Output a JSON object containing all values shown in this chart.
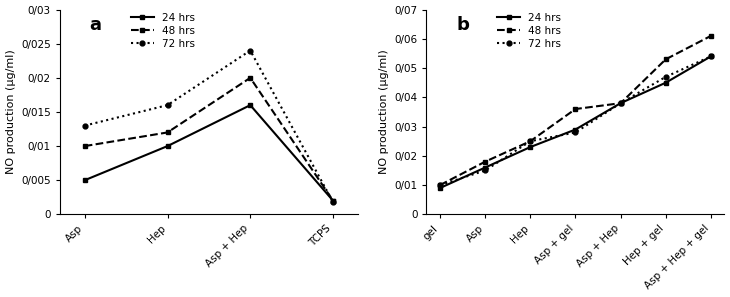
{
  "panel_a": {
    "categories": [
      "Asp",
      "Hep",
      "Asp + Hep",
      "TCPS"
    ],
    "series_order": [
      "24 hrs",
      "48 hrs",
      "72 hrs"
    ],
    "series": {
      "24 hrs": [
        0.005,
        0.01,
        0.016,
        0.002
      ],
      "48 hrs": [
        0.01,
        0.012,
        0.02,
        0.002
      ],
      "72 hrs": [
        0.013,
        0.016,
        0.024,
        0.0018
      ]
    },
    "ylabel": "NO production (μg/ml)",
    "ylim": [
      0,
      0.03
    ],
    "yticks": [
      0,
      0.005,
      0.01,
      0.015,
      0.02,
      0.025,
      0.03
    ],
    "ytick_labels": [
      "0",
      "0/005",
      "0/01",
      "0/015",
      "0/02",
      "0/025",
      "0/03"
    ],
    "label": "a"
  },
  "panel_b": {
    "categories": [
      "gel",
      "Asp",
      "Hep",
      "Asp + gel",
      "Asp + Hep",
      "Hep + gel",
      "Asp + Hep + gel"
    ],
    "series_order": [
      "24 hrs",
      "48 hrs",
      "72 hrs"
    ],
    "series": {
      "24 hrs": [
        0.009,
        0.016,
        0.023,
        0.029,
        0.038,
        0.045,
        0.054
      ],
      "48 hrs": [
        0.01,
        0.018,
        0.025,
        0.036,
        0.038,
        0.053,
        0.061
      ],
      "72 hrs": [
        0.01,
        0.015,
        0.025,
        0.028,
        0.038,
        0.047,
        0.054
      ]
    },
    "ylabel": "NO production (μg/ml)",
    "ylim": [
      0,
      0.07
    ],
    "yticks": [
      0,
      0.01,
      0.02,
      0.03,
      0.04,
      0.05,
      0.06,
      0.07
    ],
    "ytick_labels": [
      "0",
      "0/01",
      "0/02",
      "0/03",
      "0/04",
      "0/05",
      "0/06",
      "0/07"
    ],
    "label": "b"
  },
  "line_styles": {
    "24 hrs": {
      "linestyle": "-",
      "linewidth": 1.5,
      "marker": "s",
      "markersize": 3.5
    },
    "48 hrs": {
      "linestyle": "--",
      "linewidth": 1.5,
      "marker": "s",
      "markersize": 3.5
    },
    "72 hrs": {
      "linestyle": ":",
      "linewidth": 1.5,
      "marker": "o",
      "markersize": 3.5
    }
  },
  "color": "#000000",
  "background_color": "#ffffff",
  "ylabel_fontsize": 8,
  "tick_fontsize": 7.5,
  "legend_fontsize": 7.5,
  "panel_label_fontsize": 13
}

================

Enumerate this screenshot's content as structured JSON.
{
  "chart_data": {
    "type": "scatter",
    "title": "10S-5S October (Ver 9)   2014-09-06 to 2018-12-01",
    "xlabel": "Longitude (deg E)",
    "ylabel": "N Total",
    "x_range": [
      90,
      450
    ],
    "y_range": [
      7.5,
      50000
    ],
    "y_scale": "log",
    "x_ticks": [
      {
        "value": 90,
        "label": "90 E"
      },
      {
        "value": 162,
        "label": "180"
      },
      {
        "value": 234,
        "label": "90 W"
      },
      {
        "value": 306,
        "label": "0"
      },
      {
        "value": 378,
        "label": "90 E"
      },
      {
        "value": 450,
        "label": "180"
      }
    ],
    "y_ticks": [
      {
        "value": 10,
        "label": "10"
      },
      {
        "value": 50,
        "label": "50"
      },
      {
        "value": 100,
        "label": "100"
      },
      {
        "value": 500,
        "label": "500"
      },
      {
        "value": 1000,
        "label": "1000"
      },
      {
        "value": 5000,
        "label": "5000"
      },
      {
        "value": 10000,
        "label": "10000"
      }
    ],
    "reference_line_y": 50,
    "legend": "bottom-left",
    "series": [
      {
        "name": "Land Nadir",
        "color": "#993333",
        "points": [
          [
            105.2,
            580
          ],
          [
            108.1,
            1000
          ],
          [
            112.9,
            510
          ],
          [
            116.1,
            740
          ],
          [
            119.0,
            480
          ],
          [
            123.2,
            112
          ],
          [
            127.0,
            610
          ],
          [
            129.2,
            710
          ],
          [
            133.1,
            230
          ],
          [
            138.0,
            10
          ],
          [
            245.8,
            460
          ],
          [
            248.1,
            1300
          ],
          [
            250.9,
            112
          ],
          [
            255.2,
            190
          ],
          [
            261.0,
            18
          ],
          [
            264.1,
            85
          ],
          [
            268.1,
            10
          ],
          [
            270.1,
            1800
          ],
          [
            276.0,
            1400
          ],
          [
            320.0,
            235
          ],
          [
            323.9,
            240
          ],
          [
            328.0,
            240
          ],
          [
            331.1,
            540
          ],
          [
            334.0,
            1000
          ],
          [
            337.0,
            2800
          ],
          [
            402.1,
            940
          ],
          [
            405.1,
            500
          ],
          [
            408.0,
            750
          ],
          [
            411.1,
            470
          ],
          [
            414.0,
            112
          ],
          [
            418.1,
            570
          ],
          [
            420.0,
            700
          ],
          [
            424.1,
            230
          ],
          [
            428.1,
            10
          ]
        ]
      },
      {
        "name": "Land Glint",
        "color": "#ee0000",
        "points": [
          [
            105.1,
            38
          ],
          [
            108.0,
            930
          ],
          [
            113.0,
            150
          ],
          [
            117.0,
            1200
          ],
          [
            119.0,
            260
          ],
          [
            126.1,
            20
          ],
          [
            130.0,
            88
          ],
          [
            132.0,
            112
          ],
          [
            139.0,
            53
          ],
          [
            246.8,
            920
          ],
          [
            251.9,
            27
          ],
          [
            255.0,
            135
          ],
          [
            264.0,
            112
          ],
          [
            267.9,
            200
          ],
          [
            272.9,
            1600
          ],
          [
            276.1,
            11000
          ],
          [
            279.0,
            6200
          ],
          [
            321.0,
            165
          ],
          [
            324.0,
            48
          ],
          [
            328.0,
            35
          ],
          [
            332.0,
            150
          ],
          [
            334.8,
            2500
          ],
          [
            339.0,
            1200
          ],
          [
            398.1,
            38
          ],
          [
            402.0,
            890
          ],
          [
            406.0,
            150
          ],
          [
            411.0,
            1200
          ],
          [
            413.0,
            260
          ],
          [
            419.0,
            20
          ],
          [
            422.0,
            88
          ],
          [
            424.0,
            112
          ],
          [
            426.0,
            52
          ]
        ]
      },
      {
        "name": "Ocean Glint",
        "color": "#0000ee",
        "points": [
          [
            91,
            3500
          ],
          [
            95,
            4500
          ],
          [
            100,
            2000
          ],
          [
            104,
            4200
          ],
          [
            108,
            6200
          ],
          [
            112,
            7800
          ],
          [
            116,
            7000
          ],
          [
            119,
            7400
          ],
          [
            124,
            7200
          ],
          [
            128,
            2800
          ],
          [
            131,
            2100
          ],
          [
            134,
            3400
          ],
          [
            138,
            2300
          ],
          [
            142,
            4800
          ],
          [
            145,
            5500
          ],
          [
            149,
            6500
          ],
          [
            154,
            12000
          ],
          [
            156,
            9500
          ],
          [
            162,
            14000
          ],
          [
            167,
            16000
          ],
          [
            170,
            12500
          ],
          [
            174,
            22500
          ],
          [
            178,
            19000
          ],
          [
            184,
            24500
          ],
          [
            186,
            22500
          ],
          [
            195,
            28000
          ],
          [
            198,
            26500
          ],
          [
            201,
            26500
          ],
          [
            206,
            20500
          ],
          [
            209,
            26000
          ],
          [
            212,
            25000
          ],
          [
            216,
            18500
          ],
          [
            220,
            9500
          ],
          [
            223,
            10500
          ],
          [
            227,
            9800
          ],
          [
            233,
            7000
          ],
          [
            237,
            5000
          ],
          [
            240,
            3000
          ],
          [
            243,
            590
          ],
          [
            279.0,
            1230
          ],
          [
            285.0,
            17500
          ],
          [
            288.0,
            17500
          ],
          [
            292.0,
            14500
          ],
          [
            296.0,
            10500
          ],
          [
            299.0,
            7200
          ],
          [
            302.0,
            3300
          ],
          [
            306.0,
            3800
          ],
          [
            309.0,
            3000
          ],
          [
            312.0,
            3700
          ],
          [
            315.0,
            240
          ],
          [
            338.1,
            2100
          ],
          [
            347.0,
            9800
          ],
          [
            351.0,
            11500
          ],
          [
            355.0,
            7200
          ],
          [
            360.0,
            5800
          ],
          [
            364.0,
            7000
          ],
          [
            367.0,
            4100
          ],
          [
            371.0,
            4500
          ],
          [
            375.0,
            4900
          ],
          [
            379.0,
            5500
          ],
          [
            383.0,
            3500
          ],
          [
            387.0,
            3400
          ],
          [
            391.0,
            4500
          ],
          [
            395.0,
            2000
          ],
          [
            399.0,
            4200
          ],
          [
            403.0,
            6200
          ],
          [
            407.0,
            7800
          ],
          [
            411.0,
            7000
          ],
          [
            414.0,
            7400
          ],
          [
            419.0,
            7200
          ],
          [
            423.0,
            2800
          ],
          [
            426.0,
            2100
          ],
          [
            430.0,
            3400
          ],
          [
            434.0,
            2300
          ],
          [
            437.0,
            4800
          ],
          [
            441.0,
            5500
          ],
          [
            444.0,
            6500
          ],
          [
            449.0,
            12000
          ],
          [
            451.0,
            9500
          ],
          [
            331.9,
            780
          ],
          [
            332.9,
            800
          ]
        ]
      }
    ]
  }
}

================

* _The task_
Pull out all lines in the data above that include "name".

* _Output below_
        "name": "Land Nadir",
        "name": "Land Glint",
        "name": "Ocean Glint",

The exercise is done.